Give the data below again exactly as written, without its pictures.

▶ _Data entries_
* START *

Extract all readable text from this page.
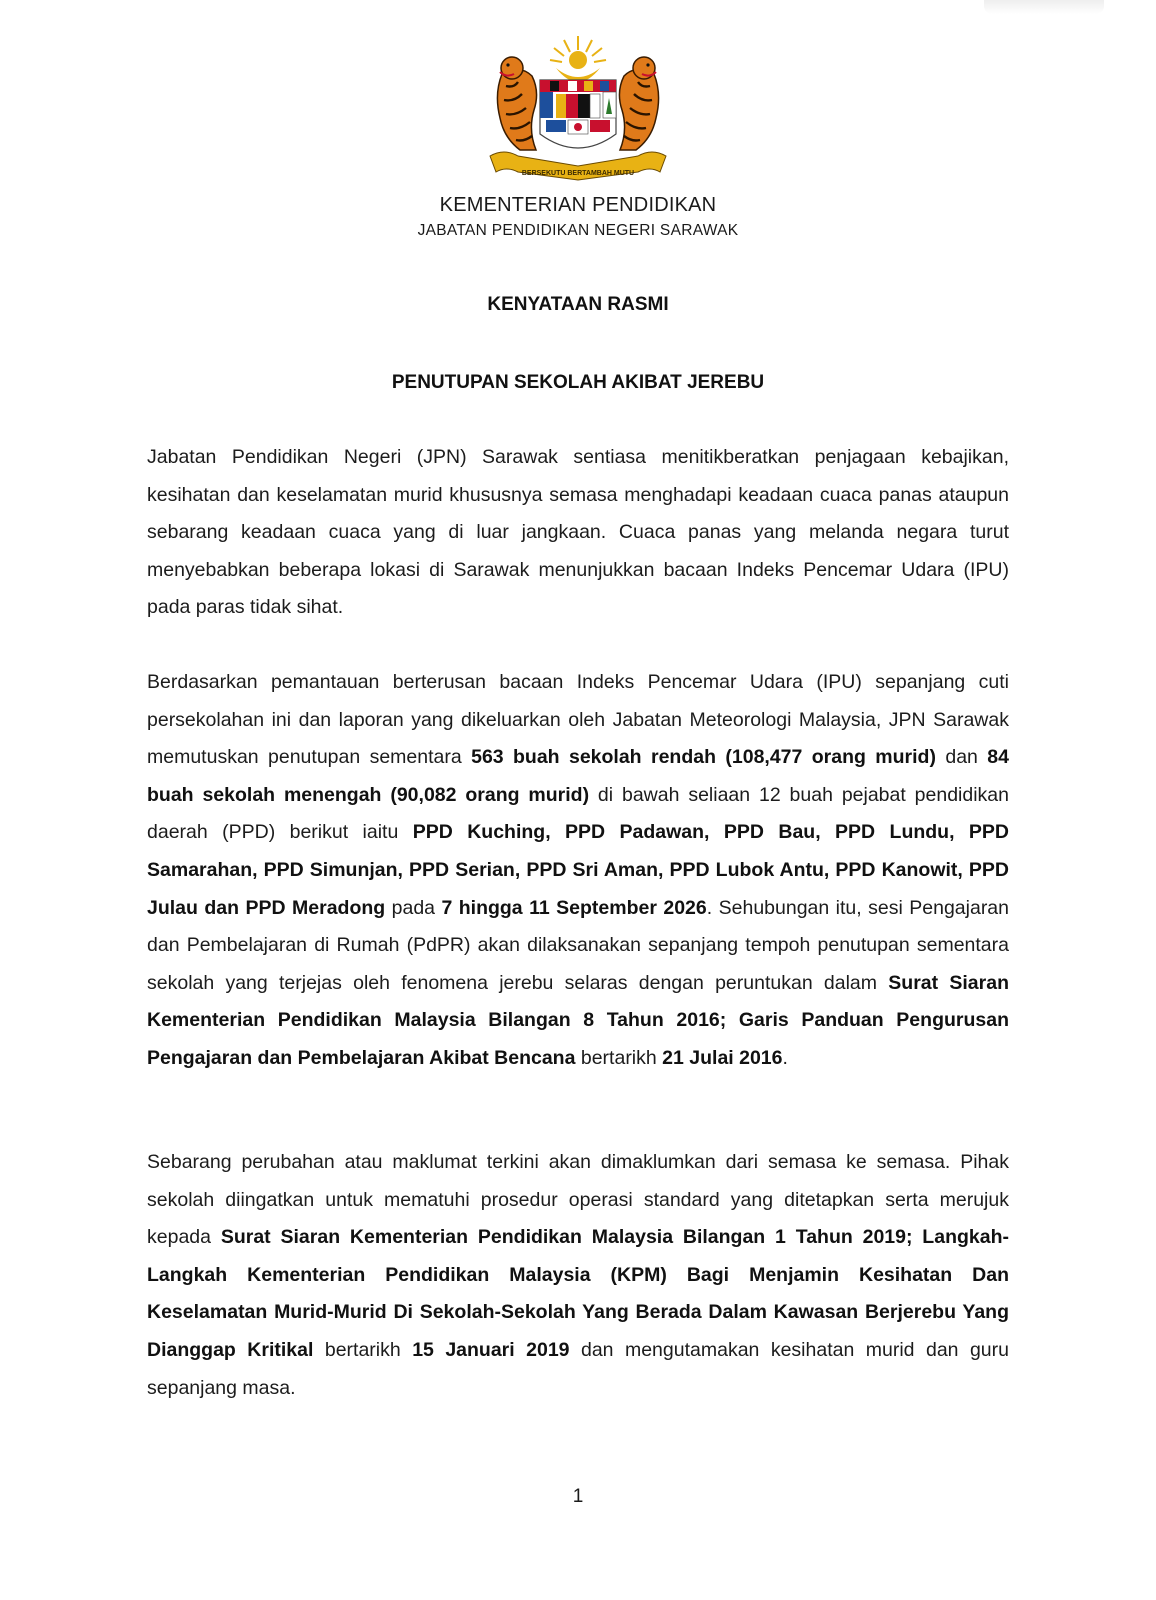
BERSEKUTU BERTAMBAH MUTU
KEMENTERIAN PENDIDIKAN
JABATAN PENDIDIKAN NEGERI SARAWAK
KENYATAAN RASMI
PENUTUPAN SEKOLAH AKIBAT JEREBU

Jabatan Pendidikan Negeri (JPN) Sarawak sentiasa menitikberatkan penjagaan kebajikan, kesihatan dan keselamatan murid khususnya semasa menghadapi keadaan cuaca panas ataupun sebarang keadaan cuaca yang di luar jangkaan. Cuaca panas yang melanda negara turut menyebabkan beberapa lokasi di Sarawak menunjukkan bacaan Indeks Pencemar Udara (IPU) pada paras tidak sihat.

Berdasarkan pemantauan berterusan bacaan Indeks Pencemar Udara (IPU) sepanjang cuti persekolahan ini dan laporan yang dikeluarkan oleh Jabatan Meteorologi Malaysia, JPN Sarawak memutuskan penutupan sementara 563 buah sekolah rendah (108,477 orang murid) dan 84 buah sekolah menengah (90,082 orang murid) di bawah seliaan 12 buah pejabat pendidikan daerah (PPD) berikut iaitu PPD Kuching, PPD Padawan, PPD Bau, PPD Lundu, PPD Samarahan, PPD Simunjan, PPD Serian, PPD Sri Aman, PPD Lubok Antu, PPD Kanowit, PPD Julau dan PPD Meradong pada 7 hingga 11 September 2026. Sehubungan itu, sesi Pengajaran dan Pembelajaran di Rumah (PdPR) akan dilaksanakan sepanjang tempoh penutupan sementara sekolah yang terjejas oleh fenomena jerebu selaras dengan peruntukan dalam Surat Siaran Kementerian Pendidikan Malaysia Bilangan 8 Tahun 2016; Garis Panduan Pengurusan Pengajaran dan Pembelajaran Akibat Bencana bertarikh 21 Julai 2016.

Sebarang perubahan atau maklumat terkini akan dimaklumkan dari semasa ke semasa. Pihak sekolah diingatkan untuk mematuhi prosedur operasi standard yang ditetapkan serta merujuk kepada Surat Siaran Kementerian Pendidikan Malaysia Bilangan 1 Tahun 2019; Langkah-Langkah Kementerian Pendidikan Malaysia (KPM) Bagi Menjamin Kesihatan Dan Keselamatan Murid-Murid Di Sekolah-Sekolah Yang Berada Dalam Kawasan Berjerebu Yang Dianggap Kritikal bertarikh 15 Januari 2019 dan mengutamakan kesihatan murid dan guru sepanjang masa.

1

* END *

▶ _THE SOLUTION_
Extract all readable text from this page.
BERSEKUTU BERTAMBAH MUTU
KEMENTERIAN PENDIDIKAN
JABATAN PENDIDIKAN NEGERI SARAWAK
KENYATAAN RASMI
PENUTUPAN SEKOLAH AKIBAT JEREBU

Jabatan Pendidikan Negeri (JPN) Sarawak sentiasa menitikberatkan penjagaan kebajikan, kesihatan dan keselamatan murid khususnya semasa menghadapi keadaan cuaca panas ataupun sebarang keadaan cuaca yang di luar jangkaan. Cuaca panas yang melanda negara turut menyebabkan beberapa lokasi di Sarawak menunjukkan bacaan Indeks Pencemar Udara (IPU) pada paras tidak sihat.

Berdasarkan pemantauan berterusan bacaan Indeks Pencemar Udara (IPU) sepanjang cuti persekolahan ini dan laporan yang dikeluarkan oleh Jabatan Meteorologi Malaysia, JPN Sarawak memutuskan penutupan sementara 563 buah sekolah rendah (108,477 orang murid) dan 84 buah sekolah menengah (90,082 orang murid) di bawah seliaan 12 buah pejabat pendidikan daerah (PPD) berikut iaitu PPD Kuching, PPD Padawan, PPD Bau, PPD Lundu, PPD Samarahan, PPD Simunjan, PPD Serian, PPD Sri Aman, PPD Lubok Antu, PPD Kanowit, PPD Julau dan PPD Meradong pada 7 hingga 11 September 2026. Sehubungan itu, sesi Pengajaran dan Pembelajaran di Rumah (PdPR) akan dilaksanakan sepanjang tempoh penutupan sementara sekolah yang terjejas oleh fenomena jerebu selaras dengan peruntukan dalam Surat Siaran Kementerian Pendidikan Malaysia Bilangan 8 Tahun 2016; Garis Panduan Pengurusan Pengajaran dan Pembelajaran Akibat Bencana bertarikh 21 Julai 2016.

Sebarang perubahan atau maklumat terkini akan dimaklumkan dari semasa ke semasa. Pihak sekolah diingatkan untuk mematuhi prosedur operasi standard yang ditetapkan serta merujuk kepada Surat Siaran Kementerian Pendidikan Malaysia Bilangan 1 Tahun 2019; Langkah-Langkah Kementerian Pendidikan Malaysia (KPM) Bagi Menjamin Kesihatan Dan Keselamatan Murid-Murid Di Sekolah-Sekolah Yang Berada Dalam Kawasan Berjerebu Yang Dianggap Kritikal bertarikh 15 Januari 2019 dan mengutamakan kesihatan murid dan guru sepanjang masa.

1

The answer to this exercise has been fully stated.